| Task prompt |
Show every line in the records below that contains the word "continue".

| Information provided |
_ _ _ _ _ _ _

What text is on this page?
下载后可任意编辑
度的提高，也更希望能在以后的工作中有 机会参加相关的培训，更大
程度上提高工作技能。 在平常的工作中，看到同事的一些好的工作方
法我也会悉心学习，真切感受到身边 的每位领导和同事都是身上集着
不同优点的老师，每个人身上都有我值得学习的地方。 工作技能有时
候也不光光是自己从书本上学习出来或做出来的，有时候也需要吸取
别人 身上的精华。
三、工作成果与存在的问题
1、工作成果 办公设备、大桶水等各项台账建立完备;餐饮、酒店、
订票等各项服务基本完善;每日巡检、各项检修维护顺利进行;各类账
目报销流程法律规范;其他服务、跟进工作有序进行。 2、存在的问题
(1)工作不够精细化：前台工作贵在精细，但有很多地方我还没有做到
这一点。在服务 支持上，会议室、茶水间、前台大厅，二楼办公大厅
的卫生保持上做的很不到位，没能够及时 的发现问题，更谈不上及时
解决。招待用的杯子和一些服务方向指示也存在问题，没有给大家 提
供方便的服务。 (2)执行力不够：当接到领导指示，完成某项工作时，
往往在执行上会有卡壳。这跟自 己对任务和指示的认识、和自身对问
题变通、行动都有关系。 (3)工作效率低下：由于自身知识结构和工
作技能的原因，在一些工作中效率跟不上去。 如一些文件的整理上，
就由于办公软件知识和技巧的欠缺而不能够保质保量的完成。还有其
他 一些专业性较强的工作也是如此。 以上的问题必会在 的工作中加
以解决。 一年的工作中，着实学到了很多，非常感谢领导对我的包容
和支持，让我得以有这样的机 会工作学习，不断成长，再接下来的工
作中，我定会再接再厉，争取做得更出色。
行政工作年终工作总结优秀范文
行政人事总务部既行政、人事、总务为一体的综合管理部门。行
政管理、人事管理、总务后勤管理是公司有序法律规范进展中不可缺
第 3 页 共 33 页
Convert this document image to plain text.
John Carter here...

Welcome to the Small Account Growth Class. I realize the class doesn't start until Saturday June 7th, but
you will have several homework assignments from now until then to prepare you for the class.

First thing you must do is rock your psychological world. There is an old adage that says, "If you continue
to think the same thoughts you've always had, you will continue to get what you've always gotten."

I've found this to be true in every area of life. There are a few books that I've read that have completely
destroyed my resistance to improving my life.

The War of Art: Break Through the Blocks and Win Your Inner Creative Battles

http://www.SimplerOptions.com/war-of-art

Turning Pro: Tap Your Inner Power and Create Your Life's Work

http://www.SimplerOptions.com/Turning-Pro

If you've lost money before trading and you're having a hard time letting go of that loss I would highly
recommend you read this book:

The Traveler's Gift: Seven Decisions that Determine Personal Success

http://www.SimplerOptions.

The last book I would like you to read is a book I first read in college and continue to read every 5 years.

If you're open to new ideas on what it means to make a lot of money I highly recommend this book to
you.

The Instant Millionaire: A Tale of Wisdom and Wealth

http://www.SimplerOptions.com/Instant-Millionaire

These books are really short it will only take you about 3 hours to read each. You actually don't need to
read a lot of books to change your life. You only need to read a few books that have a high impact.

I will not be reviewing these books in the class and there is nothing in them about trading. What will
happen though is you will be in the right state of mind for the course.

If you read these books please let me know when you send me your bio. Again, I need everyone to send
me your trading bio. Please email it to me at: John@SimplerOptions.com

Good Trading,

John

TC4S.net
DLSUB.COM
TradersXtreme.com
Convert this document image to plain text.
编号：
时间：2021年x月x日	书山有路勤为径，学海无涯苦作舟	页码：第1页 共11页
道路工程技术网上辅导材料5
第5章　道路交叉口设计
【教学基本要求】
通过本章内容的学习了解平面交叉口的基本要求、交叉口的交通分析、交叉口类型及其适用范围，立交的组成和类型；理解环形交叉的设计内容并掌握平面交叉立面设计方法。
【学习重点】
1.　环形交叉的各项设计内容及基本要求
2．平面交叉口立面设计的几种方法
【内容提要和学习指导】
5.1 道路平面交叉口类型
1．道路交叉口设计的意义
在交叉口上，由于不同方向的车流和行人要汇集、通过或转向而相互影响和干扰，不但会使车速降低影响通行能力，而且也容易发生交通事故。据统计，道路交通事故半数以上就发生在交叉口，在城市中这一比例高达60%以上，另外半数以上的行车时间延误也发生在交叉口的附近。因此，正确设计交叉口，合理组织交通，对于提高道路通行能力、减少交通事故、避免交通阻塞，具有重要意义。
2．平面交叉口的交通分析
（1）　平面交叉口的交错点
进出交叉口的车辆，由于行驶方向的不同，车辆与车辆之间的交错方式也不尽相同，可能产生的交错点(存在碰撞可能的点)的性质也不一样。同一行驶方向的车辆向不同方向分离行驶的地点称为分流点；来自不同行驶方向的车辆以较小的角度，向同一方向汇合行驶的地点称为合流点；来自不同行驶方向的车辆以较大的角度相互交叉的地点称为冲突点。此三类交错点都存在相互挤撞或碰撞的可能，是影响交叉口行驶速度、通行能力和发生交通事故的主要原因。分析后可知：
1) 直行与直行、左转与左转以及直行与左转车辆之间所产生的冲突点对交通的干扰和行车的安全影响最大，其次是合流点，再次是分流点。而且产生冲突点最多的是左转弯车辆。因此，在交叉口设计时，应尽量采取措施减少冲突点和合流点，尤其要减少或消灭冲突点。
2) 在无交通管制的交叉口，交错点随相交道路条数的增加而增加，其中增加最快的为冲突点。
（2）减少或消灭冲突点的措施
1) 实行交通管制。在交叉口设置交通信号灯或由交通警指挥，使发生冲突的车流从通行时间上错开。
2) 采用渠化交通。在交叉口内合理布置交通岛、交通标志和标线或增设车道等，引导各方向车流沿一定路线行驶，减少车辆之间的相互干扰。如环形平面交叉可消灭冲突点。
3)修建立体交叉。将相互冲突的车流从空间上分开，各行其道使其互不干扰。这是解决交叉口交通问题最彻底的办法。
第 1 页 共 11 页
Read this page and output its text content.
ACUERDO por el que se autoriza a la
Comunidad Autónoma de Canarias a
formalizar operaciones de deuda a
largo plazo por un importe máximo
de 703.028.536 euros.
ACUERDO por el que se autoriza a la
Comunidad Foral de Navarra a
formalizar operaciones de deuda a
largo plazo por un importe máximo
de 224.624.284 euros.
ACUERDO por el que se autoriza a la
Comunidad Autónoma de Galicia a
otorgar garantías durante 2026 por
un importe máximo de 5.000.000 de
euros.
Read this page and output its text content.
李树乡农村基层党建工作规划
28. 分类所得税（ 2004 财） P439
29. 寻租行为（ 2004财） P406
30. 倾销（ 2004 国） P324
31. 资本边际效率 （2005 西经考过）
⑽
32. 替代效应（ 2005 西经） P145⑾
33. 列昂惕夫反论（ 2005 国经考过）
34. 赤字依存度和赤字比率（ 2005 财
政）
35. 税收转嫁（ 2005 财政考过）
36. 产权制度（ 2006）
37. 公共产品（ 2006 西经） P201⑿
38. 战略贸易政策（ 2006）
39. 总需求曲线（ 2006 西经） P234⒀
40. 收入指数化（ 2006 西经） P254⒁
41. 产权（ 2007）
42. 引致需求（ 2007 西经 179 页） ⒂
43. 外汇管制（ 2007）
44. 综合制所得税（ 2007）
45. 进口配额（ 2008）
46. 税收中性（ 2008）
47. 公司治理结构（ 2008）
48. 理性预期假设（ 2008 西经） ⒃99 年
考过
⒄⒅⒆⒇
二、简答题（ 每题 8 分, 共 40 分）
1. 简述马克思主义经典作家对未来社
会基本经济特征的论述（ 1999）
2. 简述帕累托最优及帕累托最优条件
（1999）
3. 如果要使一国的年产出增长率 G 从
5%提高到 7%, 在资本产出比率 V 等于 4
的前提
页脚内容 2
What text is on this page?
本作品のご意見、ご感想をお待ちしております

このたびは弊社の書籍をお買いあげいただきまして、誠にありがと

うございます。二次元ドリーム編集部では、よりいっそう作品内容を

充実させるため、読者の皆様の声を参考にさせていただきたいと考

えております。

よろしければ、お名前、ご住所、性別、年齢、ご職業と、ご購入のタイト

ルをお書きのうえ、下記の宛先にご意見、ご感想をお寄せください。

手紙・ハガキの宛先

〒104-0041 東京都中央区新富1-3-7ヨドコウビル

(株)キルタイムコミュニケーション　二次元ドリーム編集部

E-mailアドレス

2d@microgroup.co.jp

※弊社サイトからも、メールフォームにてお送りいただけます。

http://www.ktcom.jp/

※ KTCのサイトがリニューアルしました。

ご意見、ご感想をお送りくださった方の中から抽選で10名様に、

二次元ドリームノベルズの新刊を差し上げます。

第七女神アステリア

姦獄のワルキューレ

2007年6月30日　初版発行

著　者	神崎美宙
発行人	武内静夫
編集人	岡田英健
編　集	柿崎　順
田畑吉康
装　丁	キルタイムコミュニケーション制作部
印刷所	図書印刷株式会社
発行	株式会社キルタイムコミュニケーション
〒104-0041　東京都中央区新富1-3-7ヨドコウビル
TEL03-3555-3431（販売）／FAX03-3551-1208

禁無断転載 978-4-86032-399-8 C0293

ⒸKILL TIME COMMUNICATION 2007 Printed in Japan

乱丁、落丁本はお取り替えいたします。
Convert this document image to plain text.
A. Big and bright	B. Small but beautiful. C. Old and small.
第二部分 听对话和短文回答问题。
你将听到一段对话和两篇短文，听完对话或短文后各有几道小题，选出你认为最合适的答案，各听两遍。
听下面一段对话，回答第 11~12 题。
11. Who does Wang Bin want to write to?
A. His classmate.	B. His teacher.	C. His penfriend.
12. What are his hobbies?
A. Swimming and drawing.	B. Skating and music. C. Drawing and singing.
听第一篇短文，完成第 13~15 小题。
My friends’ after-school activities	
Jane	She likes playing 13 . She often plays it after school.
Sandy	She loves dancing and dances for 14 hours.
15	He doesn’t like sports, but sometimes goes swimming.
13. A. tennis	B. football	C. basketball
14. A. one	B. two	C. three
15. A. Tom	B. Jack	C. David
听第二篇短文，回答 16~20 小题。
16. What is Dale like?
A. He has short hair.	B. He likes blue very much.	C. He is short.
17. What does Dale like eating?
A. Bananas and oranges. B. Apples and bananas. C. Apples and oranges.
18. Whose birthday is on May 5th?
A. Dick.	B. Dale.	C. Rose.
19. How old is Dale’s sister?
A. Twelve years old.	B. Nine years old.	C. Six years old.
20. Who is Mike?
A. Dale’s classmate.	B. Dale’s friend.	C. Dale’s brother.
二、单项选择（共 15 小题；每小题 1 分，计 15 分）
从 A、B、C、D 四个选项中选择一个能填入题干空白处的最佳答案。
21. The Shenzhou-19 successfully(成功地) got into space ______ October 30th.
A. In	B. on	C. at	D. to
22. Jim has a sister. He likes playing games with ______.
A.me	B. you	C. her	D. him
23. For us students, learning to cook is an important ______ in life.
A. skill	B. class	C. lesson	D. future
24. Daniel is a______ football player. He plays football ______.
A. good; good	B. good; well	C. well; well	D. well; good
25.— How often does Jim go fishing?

_ _ _ _ _ _ _

| Answer in full |
First thing you must do is rock your psychological world. There is an old adage that says, "If you continue
to think the same thoughts you've always had, you will continue to get what you've always gotten."
The last book I would like you to read is a book I first read in college and continue to read every 5 years.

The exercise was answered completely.